• **Task details**
Go through the data below. Pull out every line that has the word "sites".

• **Extracted material**
○ ○ ○ ○ ○

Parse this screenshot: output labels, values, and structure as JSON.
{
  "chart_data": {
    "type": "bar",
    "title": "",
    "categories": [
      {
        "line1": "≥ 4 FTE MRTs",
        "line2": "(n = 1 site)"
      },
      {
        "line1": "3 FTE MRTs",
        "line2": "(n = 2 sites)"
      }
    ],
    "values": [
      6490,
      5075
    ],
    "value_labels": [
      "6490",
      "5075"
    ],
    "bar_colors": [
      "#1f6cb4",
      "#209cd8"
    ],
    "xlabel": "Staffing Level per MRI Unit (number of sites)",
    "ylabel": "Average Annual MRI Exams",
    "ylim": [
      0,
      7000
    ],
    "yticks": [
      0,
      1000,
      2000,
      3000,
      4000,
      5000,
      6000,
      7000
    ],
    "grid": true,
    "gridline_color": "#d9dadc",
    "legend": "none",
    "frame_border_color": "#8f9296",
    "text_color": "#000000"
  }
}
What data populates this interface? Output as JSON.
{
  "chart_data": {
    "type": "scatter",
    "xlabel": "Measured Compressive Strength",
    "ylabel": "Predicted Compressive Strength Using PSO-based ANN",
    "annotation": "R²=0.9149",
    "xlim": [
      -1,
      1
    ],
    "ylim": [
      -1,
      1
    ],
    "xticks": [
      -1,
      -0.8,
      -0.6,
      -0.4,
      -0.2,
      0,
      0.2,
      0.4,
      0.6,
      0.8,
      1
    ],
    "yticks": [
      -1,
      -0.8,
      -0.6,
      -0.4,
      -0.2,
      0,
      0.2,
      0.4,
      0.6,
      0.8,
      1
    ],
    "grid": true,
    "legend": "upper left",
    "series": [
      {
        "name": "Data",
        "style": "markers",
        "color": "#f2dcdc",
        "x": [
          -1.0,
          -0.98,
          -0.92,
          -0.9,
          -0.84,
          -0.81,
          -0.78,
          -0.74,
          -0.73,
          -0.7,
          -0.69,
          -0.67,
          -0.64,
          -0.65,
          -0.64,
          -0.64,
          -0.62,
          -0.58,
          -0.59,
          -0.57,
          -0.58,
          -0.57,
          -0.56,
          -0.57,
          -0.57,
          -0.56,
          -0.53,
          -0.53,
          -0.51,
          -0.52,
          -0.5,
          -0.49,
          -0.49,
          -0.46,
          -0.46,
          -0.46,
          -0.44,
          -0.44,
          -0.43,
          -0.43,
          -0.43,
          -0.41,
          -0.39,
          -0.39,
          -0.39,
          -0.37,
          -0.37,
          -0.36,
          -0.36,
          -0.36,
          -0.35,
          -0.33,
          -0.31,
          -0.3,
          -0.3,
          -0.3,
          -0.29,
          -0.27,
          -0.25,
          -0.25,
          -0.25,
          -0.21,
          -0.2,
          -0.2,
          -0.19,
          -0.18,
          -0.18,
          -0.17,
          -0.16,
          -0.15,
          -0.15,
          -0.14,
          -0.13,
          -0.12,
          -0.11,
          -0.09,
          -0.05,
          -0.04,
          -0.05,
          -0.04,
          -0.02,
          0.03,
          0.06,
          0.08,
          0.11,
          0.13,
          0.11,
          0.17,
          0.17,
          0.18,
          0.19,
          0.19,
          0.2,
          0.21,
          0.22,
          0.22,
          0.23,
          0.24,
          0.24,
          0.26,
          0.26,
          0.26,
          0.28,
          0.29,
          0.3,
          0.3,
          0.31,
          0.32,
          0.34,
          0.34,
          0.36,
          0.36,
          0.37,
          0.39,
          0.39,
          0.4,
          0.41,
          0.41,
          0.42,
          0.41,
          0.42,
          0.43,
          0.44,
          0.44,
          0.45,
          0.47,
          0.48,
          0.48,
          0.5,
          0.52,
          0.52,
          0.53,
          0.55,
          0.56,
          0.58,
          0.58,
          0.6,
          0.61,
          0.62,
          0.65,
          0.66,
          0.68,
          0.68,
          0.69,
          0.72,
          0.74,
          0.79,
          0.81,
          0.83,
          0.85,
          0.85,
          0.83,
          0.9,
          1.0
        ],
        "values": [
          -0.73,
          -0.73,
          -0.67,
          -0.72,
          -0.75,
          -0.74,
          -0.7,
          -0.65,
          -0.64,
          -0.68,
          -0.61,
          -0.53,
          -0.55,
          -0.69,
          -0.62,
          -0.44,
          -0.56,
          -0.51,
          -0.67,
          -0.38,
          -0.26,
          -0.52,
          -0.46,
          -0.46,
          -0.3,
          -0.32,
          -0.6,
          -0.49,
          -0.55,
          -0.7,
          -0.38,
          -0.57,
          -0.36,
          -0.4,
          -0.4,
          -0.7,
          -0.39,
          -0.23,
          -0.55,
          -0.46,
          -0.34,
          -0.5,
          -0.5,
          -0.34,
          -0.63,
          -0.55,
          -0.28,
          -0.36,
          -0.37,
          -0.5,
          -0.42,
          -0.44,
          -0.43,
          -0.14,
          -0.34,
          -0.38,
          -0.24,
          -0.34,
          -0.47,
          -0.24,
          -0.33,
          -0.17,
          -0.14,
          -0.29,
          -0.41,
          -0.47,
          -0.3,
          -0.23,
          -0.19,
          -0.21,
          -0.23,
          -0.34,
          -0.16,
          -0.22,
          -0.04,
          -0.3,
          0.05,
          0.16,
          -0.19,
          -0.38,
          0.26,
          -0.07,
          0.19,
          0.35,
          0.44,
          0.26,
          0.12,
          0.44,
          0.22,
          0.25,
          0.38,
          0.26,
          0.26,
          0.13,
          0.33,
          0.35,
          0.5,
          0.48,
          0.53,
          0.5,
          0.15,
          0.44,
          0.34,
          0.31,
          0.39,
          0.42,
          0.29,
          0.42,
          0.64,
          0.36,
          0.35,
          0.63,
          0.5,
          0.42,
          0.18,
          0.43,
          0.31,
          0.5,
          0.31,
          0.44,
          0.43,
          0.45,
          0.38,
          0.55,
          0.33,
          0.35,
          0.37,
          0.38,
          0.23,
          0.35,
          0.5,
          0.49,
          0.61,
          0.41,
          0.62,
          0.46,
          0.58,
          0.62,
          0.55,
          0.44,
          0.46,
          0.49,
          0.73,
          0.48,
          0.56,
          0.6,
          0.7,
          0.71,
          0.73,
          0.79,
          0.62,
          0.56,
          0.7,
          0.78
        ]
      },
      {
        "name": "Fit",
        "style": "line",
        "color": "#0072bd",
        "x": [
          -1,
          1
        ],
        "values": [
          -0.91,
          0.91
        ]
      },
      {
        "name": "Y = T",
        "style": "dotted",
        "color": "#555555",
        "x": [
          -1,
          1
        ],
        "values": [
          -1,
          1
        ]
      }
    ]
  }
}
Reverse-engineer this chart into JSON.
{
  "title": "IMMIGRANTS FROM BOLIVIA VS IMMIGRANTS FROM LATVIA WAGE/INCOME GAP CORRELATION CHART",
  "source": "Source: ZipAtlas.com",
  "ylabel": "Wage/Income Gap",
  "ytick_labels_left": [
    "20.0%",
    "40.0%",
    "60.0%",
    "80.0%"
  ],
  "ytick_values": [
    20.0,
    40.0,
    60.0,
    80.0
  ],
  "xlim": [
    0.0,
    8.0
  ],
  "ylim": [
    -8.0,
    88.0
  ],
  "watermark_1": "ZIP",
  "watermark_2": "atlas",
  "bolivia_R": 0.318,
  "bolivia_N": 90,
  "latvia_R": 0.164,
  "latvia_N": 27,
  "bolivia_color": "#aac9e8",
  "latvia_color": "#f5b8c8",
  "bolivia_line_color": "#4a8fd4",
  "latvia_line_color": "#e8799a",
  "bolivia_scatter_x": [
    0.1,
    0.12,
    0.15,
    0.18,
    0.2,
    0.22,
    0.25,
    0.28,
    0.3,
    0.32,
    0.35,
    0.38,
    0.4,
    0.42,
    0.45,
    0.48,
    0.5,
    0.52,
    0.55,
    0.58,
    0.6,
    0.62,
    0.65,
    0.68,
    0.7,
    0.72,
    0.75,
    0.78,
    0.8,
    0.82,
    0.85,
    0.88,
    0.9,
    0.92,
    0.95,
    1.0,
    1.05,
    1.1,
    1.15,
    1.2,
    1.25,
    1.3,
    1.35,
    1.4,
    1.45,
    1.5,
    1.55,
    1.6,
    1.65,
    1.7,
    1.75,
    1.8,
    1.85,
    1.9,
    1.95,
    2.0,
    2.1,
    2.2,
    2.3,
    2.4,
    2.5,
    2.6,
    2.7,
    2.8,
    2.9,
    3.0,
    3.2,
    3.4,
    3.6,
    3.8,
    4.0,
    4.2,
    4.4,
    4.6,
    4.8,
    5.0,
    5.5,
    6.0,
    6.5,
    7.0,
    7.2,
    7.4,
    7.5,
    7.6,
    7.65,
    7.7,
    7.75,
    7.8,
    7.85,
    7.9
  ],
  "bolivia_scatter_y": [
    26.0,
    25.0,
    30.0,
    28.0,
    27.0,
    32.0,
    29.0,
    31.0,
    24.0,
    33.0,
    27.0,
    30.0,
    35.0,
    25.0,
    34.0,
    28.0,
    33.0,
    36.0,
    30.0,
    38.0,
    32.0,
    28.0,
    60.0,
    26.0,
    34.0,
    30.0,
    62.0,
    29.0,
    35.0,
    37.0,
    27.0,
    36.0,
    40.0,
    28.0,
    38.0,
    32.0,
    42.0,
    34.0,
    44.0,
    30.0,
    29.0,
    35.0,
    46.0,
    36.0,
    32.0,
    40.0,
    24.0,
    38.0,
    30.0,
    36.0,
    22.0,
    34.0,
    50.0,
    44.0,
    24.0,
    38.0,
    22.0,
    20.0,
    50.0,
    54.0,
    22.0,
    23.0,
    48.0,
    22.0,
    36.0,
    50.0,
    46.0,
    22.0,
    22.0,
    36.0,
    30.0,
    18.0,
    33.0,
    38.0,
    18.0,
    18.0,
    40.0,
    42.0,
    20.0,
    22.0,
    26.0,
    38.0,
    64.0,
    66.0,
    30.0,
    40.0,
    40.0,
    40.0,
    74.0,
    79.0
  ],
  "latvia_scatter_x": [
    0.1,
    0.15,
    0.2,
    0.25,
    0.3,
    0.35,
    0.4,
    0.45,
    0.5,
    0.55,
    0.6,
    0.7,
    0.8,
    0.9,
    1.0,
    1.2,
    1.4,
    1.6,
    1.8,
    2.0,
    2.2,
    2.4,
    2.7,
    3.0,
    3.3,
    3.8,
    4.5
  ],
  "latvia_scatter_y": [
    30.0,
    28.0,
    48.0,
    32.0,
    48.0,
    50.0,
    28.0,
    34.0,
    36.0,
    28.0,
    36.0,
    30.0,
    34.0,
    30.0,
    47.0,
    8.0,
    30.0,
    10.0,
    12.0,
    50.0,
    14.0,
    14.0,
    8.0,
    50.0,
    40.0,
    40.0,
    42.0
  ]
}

○ ○ ○ ○ ○

• **Task result**
        "line2": "(n = 2 sites)"
    "xlabel": "Staffing Level per MRI Unit (number of sites)",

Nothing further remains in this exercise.